[What is required]
Return the passage from the article below on Saskatoon's Link bus rapid transit system, from "Link is a bus" up to and including "open in 2028.", copied word for word.

[Document segment — start]

Link is a bus rapid transit (BRT) system under construction in Saskatoon, Saskatchewan, as part of Saskatoon Transit. There will be three lines, and it is expected to open in 2028.

==History==
In April 2019, Saskatoon City Council approved a final design for a new bus rapid transit (BRT) system with an initial schedule of construction starting in mid-2020 and the system opening for service in 2023. However, the COVID-19 pandemic pushed back the timeline, with construction beginning in 2024 and expected to take place over three to four years. The system will run for 38 km over 3 lines, of which 3.5 km will be a dedicated right of way. It will include 48 stations (a total of 85 platforms will be built), with 3 planned for future infill, with amenities like heated shelters, real-time information displays, transit priority signals, and public art opportunities. The city also plans to build transit-oriented developments in the Confederation shopping cnetre, the University Heights shopping centre, and at the Centre Mall. This will be the first proper BRT system in Saskatchewan. In 2024, it was announced that the new BRT would be branded as Link.

==Lines==
===Red===
The Red Line will run from Blairmore along 22nd Street to downtown and then crossing the South Saskatchewan River to the University of Saskatchewan and eventually to Briarwood.

===Green===
The western terminus will be at the Confederation Mall before also travelling on 22nd Street to the downtown core, where it will share stops with the Red Line. It will terminate in the northeast in University Heights.

===Blue===
The Blue Line will run north–south from Lawson Heights to Stonebridge.

[Document segment — finish]
[Data to examine — start]

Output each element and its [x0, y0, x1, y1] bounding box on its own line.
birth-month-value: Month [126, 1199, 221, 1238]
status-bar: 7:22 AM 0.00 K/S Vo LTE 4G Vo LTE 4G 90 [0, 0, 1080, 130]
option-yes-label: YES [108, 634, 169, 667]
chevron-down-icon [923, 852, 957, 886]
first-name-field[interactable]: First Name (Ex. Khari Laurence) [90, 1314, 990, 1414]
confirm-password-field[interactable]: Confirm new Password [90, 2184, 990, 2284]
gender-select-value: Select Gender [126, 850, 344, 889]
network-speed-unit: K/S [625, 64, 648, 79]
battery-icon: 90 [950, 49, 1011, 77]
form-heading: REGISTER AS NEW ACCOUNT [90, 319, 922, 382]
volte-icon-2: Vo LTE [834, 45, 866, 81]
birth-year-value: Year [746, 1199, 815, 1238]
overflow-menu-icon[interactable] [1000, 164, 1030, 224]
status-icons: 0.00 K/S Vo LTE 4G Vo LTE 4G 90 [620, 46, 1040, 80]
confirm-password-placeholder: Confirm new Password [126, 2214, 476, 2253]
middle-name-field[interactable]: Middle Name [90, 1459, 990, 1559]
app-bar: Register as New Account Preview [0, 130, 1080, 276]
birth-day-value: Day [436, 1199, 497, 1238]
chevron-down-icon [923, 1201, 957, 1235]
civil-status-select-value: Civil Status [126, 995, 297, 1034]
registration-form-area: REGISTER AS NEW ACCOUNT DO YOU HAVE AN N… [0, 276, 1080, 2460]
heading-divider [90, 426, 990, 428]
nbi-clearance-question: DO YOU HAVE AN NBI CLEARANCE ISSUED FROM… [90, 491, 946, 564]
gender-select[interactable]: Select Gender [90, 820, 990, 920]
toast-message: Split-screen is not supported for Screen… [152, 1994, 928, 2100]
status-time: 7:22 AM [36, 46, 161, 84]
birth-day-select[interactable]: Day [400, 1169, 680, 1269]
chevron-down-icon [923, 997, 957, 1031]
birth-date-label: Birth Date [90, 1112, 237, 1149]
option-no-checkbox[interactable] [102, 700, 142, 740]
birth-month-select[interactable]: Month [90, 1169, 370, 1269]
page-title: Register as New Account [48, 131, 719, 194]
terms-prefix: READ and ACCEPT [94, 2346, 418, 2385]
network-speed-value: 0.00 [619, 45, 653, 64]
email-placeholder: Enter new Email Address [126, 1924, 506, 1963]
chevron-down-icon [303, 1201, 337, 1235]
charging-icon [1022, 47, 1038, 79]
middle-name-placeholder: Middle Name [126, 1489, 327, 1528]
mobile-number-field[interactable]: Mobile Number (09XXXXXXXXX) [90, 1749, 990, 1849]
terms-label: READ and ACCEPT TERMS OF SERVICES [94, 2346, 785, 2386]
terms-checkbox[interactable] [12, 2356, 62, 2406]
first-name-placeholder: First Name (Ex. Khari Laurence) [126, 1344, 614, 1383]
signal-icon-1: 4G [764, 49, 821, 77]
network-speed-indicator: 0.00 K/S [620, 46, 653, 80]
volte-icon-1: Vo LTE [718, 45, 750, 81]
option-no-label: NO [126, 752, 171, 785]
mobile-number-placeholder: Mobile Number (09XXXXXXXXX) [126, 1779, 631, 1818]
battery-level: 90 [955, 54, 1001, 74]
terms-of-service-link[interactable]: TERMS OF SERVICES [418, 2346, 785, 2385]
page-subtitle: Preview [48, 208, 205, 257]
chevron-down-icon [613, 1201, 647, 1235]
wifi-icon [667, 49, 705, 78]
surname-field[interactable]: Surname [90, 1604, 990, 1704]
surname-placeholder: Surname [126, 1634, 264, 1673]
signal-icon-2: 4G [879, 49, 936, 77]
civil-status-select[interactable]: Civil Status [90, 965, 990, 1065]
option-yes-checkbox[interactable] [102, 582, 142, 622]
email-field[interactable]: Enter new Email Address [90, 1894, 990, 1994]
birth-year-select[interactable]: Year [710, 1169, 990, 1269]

[Data to examine — finish]

[Response for this exercise]
Link is a bus rapid transit (BRT) system under construction in Saskatoon, Saskatchewan, as part of Saskatoon Transit. There will be three lines, and it is expected to open in 2028.